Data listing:
---+---
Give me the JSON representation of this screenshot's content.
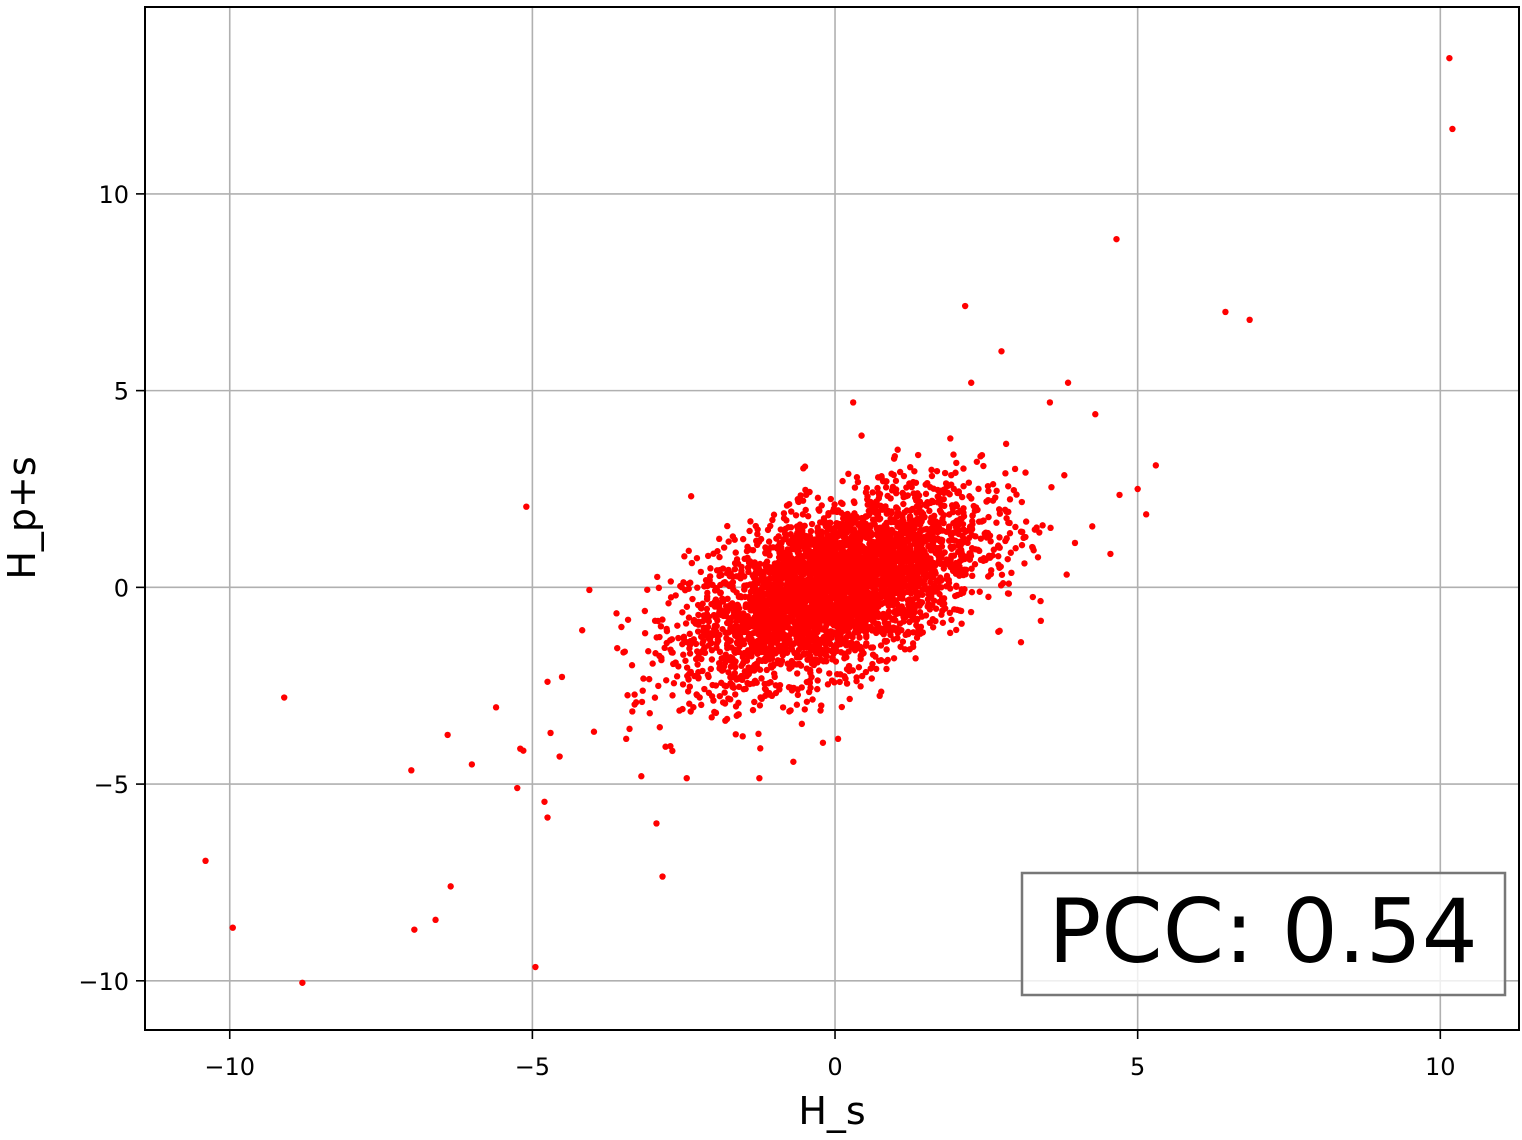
{
  "chart_data": {
    "type": "scatter",
    "title": "",
    "xlabel": "H_s",
    "ylabel": "H_p+s",
    "xlim": [
      -11.4,
      11.3
    ],
    "ylim": [
      -11.25,
      14.75
    ],
    "xticks": [
      -10,
      -5,
      0,
      5,
      10
    ],
    "yticks": [
      -10,
      -5,
      0,
      5,
      10
    ],
    "xtick_labels": [
      "−10",
      "−5",
      "0",
      "5",
      "10"
    ],
    "ytick_labels": [
      "−10",
      "−5",
      "0",
      "5",
      "10"
    ],
    "grid": true,
    "marker_color": "#ff0000",
    "annotation": "PCC: 0.54",
    "annotation_location": "lower-right",
    "point_cloud": {
      "count": 4000,
      "center": [
        0.0,
        0.0
      ],
      "std": [
        1.2,
        1.2
      ],
      "pcc": 0.54
    },
    "outliers": [
      {
        "x": 10.15,
        "y": 13.45
      },
      {
        "x": 10.2,
        "y": 11.65
      },
      {
        "x": 4.65,
        "y": 8.85
      },
      {
        "x": 6.45,
        "y": 7.0
      },
      {
        "x": 6.85,
        "y": 6.8
      },
      {
        "x": 2.15,
        "y": 7.15
      },
      {
        "x": 2.75,
        "y": 6.0
      },
      {
        "x": 2.25,
        "y": 5.2
      },
      {
        "x": 3.85,
        "y": 5.2
      },
      {
        "x": 0.3,
        "y": 4.7
      },
      {
        "x": 3.55,
        "y": 4.7
      },
      {
        "x": 4.3,
        "y": 4.4
      },
      {
        "x": 5.3,
        "y": 3.1
      },
      {
        "x": 5.0,
        "y": 2.5
      },
      {
        "x": 4.7,
        "y": 2.35
      },
      {
        "x": 4.25,
        "y": 1.55
      },
      {
        "x": 4.55,
        "y": 0.85
      },
      {
        "x": 3.4,
        "y": -0.85
      },
      {
        "x": -5.1,
        "y": 2.05
      },
      {
        "x": -9.1,
        "y": -2.8
      },
      {
        "x": -6.4,
        "y": -3.75
      },
      {
        "x": -5.6,
        "y": -3.05
      },
      {
        "x": -4.75,
        "y": -2.4
      },
      {
        "x": -4.7,
        "y": -3.7
      },
      {
        "x": -6.0,
        "y": -4.5
      },
      {
        "x": -7.0,
        "y": -4.65
      },
      {
        "x": -5.2,
        "y": -4.1
      },
      {
        "x": -5.15,
        "y": -4.15
      },
      {
        "x": -4.55,
        "y": -4.3
      },
      {
        "x": -5.25,
        "y": -5.1
      },
      {
        "x": -4.8,
        "y": -5.45
      },
      {
        "x": -4.75,
        "y": -5.85
      },
      {
        "x": -2.95,
        "y": -6.0
      },
      {
        "x": -2.85,
        "y": -7.35
      },
      {
        "x": -6.35,
        "y": -7.6
      },
      {
        "x": -6.6,
        "y": -8.45
      },
      {
        "x": -6.95,
        "y": -8.7
      },
      {
        "x": -10.4,
        "y": -6.95
      },
      {
        "x": -9.95,
        "y": -8.65
      },
      {
        "x": -8.8,
        "y": -10.05
      },
      {
        "x": -4.95,
        "y": -9.65
      },
      {
        "x": -3.2,
        "y": -4.8
      },
      {
        "x": -2.45,
        "y": -4.85
      },
      {
        "x": -1.25,
        "y": -4.85
      },
      {
        "x": -3.45,
        "y": -3.85
      },
      {
        "x": -2.8,
        "y": -4.05
      },
      {
        "x": -0.2,
        "y": -3.95
      },
      {
        "x": 0.05,
        "y": -3.85
      }
    ]
  }
}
---+---
§ **YOUR TASK**: Retype each record exactly as it stands, but do not include the pictures.

§ **SOLUTION TO THIS TASK**:
Give me the JSON representation of this screenshot's content.
{
  "chart_data": {
    "type": "scatter",
    "title": "",
    "xlabel": "H_s",
    "ylabel": "H_p+s",
    "xlim": [
      -11.4,
      11.3
    ],
    "ylim": [
      -11.25,
      14.75
    ],
    "xticks": [
      -10,
      -5,
      0,
      5,
      10
    ],
    "yticks": [
      -10,
      -5,
      0,
      5,
      10
    ],
    "xtick_labels": [
      "−10",
      "−5",
      "0",
      "5",
      "10"
    ],
    "ytick_labels": [
      "−10",
      "−5",
      "0",
      "5",
      "10"
    ],
    "grid": true,
    "marker_color": "#ff0000",
    "annotation": "PCC: 0.54",
    "annotation_location": "lower-right",
    "point_cloud": {
      "count": 4000,
      "center": [
        0.0,
        0.0
      ],
      "std": [
        1.2,
        1.2
      ],
      "pcc": 0.54
    },
    "outliers": [
      {
        "x": 10.15,
        "y": 13.45
      },
      {
        "x": 10.2,
        "y": 11.65
      },
      {
        "x": 4.65,
        "y": 8.85
      },
      {
        "x": 6.45,
        "y": 7.0
      },
      {
        "x": 6.85,
        "y": 6.8
      },
      {
        "x": 2.15,
        "y": 7.15
      },
      {
        "x": 2.75,
        "y": 6.0
      },
      {
        "x": 2.25,
        "y": 5.2
      },
      {
        "x": 3.85,
        "y": 5.2
      },
      {
        "x": 0.3,
        "y": 4.7
      },
      {
        "x": 3.55,
        "y": 4.7
      },
      {
        "x": 4.3,
        "y": 4.4
      },
      {
        "x": 5.3,
        "y": 3.1
      },
      {
        "x": 5.0,
        "y": 2.5
      },
      {
        "x": 4.7,
        "y": 2.35
      },
      {
        "x": 4.25,
        "y": 1.55
      },
      {
        "x": 4.55,
        "y": 0.85
      },
      {
        "x": 3.4,
        "y": -0.85
      },
      {
        "x": -5.1,
        "y": 2.05
      },
      {
        "x": -9.1,
        "y": -2.8
      },
      {
        "x": -6.4,
        "y": -3.75
      },
      {
        "x": -5.6,
        "y": -3.05
      },
      {
        "x": -4.75,
        "y": -2.4
      },
      {
        "x": -4.7,
        "y": -3.7
      },
      {
        "x": -6.0,
        "y": -4.5
      },
      {
        "x": -7.0,
        "y": -4.65
      },
      {
        "x": -5.2,
        "y": -4.1
      },
      {
        "x": -5.15,
        "y": -4.15
      },
      {
        "x": -4.55,
        "y": -4.3
      },
      {
        "x": -5.25,
        "y": -5.1
      },
      {
        "x": -4.8,
        "y": -5.45
      },
      {
        "x": -4.75,
        "y": -5.85
      },
      {
        "x": -2.95,
        "y": -6.0
      },
      {
        "x": -2.85,
        "y": -7.35
      },
      {
        "x": -6.35,
        "y": -7.6
      },
      {
        "x": -6.6,
        "y": -8.45
      },
      {
        "x": -6.95,
        "y": -8.7
      },
      {
        "x": -10.4,
        "y": -6.95
      },
      {
        "x": -9.95,
        "y": -8.65
      },
      {
        "x": -8.8,
        "y": -10.05
      },
      {
        "x": -4.95,
        "y": -9.65
      },
      {
        "x": -3.2,
        "y": -4.8
      },
      {
        "x": -2.45,
        "y": -4.85
      },
      {
        "x": -1.25,
        "y": -4.85
      },
      {
        "x": -3.45,
        "y": -3.85
      },
      {
        "x": -2.8,
        "y": -4.05
      },
      {
        "x": -0.2,
        "y": -3.95
      },
      {
        "x": 0.05,
        "y": -3.85
      }
    ]
  }
}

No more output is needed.